WORK INSTRUCTIONS >>
Print out every record exactly as it appears.

======== RECORD LIST ========

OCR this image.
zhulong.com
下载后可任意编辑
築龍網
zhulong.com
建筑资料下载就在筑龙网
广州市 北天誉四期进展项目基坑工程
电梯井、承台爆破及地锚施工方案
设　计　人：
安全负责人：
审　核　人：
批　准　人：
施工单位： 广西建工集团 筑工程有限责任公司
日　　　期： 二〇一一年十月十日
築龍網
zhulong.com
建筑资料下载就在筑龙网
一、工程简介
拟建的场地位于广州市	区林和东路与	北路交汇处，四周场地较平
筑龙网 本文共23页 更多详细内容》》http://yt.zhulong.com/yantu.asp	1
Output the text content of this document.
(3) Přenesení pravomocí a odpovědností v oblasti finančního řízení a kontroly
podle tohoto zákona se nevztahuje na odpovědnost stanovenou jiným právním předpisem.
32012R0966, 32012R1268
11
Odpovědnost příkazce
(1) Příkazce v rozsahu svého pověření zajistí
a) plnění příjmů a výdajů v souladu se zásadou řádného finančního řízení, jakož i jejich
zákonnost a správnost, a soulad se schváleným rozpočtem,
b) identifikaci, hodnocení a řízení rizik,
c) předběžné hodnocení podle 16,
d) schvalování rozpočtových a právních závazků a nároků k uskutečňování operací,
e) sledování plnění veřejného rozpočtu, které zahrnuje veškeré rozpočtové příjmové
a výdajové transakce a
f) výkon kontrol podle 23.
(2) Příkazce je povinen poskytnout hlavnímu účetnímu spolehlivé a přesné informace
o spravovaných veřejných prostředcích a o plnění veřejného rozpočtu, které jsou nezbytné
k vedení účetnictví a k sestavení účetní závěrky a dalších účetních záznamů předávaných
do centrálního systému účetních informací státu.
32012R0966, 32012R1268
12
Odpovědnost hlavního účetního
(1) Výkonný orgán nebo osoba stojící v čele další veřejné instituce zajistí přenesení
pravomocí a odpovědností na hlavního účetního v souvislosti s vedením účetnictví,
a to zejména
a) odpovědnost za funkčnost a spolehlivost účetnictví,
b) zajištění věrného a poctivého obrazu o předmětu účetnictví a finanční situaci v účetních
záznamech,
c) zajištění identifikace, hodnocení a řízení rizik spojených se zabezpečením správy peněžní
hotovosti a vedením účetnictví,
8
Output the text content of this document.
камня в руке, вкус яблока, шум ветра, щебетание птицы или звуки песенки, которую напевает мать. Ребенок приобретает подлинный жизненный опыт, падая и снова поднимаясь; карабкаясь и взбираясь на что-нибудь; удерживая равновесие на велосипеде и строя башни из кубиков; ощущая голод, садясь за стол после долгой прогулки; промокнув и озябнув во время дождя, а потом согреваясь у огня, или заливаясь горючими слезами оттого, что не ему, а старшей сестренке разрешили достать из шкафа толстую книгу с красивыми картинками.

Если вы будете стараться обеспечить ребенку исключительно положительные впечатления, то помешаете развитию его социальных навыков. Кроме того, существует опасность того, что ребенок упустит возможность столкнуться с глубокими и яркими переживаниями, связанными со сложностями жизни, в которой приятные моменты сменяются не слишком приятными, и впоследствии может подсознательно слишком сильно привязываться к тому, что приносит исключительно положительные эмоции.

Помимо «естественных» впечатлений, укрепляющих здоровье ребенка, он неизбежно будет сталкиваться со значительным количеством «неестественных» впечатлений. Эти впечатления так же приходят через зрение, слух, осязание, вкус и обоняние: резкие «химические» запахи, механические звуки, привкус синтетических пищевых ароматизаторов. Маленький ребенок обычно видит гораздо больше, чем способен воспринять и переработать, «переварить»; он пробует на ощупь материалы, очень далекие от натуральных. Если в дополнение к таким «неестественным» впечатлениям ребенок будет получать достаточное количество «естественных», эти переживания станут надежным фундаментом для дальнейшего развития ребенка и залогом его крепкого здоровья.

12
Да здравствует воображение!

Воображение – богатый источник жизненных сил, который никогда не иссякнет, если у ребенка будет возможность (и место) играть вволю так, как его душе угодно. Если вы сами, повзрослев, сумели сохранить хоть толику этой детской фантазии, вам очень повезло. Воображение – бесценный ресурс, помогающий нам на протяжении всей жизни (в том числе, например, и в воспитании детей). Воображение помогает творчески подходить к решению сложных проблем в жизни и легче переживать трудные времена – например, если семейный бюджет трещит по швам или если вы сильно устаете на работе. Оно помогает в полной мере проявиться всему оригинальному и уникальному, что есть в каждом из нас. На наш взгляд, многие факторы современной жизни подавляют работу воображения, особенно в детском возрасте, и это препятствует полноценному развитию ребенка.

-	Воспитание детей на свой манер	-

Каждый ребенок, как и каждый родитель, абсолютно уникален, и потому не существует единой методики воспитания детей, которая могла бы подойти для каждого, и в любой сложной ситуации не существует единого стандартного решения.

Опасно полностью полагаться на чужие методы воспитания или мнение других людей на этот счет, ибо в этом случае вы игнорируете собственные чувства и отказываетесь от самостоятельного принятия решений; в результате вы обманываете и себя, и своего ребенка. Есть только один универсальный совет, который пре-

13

========

OUTPUT BELOW >>
OCR this image.
zhulong.com
下载后可任意编辑
築龍網
zhulong.com
建筑资料下载就在筑龙网
广州市 北天誉四期进展项目基坑工程
电梯井、承台爆破及地锚施工方案
设　计　人：
安全负责人：
审　核　人：
批　准　人：
施工单位： 广西建工集团 筑工程有限责任公司
日　　　期： 二〇一一年十月十日
築龍網
zhulong.com
建筑资料下载就在筑龙网
一、工程简介
拟建的场地位于广州市	区林和东路与	北路交汇处，四周场地较平
筑龙网 本文共23页 更多详细内容》》http://yt.zhulong.com/yantu.asp	1
Output the text content of this document.
(3) Přenesení pravomocí a odpovědností v oblasti finančního řízení a kontroly
podle tohoto zákona se nevztahuje na odpovědnost stanovenou jiným právním předpisem.
32012R0966, 32012R1268
11
Odpovědnost příkazce
(1) Příkazce v rozsahu svého pověření zajistí
a) plnění příjmů a výdajů v souladu se zásadou řádného finančního řízení, jakož i jejich
zákonnost a správnost, a soulad se schváleným rozpočtem,
b) identifikaci, hodnocení a řízení rizik,
c) předběžné hodnocení podle 16,
d) schvalování rozpočtových a právních závazků a nároků k uskutečňování operací,
e) sledování plnění veřejného rozpočtu, které zahrnuje veškeré rozpočtové příjmové
a výdajové transakce a
f) výkon kontrol podle 23.
(2) Příkazce je povinen poskytnout hlavnímu účetnímu spolehlivé a přesné informace
o spravovaných veřejných prostředcích a o plnění veřejného rozpočtu, které jsou nezbytné
k vedení účetnictví a k sestavení účetní závěrky a dalších účetních záznamů předávaných
do centrálního systému účetních informací státu.
32012R0966, 32012R1268
12
Odpovědnost hlavního účetního
(1) Výkonný orgán nebo osoba stojící v čele další veřejné instituce zajistí přenesení
pravomocí a odpovědností na hlavního účetního v souvislosti s vedením účetnictví,
a to zejména
a) odpovědnost za funkčnost a spolehlivost účetnictví,
b) zajištění věrného a poctivého obrazu o předmětu účetnictví a finanční situaci v účetních
záznamech,
c) zajištění identifikace, hodnocení a řízení rizik spojených se zabezpečením správy peněžní
hotovosti a vedením účetnictví,
8
Output the text content of this document.
камня в руке, вкус яблока, шум ветра, щебетание птицы или звуки песенки, которую напевает мать. Ребенок приобретает подлинный жизненный опыт, падая и снова поднимаясь; карабкаясь и взбираясь на что-нибудь; удерживая равновесие на велосипеде и строя башни из кубиков; ощущая голод, садясь за стол после долгой прогулки; промокнув и озябнув во время дождя, а потом согреваясь у огня, или заливаясь горючими слезами оттого, что не ему, а старшей сестренке разрешили достать из шкафа толстую книгу с красивыми картинками.

Если вы будете стараться обеспечить ребенку исключительно положительные впечатления, то помешаете развитию его социальных навыков. Кроме того, существует опасность того, что ребенок упустит возможность столкнуться с глубокими и яркими переживаниями, связанными со сложностями жизни, в которой приятные моменты сменяются не слишком приятными, и впоследствии может подсознательно слишком сильно привязываться к тому, что приносит исключительно положительные эмоции.

Помимо «естественных» впечатлений, укрепляющих здоровье ребенка, он неизбежно будет сталкиваться со значительным количеством «неестественных» впечатлений. Эти впечатления так же приходят через зрение, слух, осязание, вкус и обоняние: резкие «химические» запахи, механические звуки, привкус синтетических пищевых ароматизаторов. Маленький ребенок обычно видит гораздо больше, чем способен воспринять и переработать, «переварить»; он пробует на ощупь материалы, очень далекие от натуральных. Если в дополнение к таким «неестественным» впечатлениям ребенок будет получать достаточное количество «естественных», эти переживания станут надежным фундаментом для дальнейшего развития ребенка и залогом его крепкого здоровья.

12
Да здравствует воображение!

Воображение – богатый источник жизненных сил, который никогда не иссякнет, если у ребенка будет возможность (и место) играть вволю так, как его душе угодно. Если вы сами, повзрослев, сумели сохранить хоть толику этой детской фантазии, вам очень повезло. Воображение – бесценный ресурс, помогающий нам на протяжении всей жизни (в том числе, например, и в воспитании детей). Воображение помогает творчески подходить к решению сложных проблем в жизни и легче переживать трудные времена – например, если семейный бюджет трещит по швам или если вы сильно устаете на работе. Оно помогает в полной мере проявиться всему оригинальному и уникальному, что есть в каждом из нас. На наш взгляд, многие факторы современной жизни подавляют работу воображения, особенно в детском возрасте, и это препятствует полноценному развитию ребенка.

-	Воспитание детей на свой манер	-

Каждый ребенок, как и каждый родитель, абсолютно уникален, и потому не существует единой методики воспитания детей, которая могла бы подойти для каждого, и в любой сложной ситуации не существует единого стандартного решения.

Опасно полностью полагаться на чужие методы воспитания или мнение других людей на этот счет, ибо в этом случае вы игнорируете собственные чувства и отказываетесь от самостоятельного принятия решений; в результате вы обманываете и себя, и своего ребенка. Есть только один универсальный совет, который пре-

13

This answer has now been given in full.